- **What to produce**:
Scan the data below for the string "aportar". Copy every line where it appears.

- **Collected data**:
--

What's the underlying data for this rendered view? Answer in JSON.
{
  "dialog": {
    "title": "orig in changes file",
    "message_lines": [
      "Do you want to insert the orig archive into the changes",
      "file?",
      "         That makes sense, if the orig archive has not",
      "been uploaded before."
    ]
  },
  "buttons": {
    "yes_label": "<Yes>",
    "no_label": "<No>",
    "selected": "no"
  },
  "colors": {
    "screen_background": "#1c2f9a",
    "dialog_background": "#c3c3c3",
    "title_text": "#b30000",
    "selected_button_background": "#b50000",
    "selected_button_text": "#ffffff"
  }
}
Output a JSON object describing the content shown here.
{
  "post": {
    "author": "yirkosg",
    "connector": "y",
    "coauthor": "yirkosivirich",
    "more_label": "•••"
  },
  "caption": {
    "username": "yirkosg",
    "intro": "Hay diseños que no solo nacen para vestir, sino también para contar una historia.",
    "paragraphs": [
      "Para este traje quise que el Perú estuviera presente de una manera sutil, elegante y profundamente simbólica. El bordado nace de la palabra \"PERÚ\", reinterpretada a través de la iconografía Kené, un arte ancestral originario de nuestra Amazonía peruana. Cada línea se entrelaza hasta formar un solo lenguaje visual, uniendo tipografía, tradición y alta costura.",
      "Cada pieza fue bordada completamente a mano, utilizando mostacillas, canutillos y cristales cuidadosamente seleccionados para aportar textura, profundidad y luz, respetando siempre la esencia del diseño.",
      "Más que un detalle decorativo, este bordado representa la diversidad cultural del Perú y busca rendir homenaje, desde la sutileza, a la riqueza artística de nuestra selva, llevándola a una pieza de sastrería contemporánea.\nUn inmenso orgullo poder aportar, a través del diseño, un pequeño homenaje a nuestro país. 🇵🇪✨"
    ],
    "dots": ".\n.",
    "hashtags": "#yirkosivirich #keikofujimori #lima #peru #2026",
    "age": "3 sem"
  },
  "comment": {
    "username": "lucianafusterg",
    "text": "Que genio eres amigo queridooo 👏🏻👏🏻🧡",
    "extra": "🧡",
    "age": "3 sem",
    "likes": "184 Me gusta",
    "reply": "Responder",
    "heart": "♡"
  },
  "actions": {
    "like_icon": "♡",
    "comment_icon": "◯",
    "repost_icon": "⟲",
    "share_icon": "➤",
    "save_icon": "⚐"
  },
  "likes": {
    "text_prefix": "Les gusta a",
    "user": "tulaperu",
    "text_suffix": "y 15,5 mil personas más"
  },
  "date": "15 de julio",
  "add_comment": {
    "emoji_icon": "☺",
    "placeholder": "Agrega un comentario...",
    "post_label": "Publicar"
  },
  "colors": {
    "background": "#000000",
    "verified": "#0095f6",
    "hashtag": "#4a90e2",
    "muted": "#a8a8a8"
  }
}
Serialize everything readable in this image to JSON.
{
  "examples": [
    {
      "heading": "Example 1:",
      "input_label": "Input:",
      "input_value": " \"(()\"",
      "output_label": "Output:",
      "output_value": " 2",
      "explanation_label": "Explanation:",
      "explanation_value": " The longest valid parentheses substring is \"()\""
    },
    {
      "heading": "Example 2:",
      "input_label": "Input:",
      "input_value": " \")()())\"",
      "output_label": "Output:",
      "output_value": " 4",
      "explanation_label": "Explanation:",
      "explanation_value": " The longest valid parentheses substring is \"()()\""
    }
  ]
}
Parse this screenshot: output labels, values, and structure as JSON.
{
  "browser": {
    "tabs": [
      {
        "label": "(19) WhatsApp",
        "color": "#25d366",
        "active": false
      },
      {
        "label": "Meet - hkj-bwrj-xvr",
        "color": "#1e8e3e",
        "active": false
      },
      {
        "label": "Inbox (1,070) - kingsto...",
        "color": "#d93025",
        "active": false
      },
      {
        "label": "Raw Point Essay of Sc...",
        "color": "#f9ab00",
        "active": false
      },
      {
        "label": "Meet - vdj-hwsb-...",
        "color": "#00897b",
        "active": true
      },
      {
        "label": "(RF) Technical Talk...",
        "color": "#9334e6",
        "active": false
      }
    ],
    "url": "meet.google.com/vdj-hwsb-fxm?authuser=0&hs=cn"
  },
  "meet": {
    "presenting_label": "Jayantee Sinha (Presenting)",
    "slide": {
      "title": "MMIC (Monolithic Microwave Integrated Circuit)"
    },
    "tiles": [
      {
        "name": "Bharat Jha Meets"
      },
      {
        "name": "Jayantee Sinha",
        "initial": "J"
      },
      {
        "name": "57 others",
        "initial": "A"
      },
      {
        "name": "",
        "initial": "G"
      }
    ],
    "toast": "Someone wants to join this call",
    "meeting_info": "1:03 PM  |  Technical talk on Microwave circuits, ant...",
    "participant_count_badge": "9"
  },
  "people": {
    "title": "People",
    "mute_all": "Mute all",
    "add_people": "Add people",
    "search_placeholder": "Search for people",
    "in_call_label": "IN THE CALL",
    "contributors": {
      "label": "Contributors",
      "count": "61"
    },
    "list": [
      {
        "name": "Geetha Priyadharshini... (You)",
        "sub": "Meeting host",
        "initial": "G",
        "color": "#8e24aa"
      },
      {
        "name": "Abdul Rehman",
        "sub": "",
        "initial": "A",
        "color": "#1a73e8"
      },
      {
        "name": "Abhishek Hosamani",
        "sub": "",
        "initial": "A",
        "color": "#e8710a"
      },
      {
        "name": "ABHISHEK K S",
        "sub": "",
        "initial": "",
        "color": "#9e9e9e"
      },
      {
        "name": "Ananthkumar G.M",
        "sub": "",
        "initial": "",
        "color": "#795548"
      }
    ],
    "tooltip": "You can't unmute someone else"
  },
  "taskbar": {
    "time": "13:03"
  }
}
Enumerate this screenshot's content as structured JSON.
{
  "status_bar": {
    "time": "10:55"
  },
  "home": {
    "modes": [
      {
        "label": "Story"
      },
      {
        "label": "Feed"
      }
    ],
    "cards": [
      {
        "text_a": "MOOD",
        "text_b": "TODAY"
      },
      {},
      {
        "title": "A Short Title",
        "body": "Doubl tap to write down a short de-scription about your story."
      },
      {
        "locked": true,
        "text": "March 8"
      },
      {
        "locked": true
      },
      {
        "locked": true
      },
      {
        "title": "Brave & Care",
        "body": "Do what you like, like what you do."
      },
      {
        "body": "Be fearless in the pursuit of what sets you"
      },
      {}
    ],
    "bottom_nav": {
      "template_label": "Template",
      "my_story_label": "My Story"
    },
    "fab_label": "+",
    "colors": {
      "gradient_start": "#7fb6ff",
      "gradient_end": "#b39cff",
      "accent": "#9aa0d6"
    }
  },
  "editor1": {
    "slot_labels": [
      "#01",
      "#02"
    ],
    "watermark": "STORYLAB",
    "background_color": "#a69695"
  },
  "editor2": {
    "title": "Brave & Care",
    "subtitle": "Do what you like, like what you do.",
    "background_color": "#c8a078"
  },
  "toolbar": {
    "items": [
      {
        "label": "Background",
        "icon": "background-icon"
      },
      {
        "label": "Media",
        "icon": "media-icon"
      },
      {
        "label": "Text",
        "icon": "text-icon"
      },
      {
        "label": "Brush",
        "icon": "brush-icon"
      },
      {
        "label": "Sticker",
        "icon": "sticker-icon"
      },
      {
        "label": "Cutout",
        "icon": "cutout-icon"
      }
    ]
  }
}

--

- **In response**:
      "Cada pieza fue bordada completamente a mano, utilizando mostacillas, canutillos y cristales cuidadosamente seleccionados para aportar textura, profundidad y luz, respetando siempre la esencia del diseño.",
      "Más que un detalle decorativo, este bordado representa la diversidad cultural del Perú y busca rendir homenaje, desde la sutileza, a la riqueza artística de nuestra selva, llevándola a una pieza de sastrería contemporánea.\nUn inmenso orgullo poder aportar, a través del diseño, un pequeño homenaje a nuestro país. 🇵🇪✨"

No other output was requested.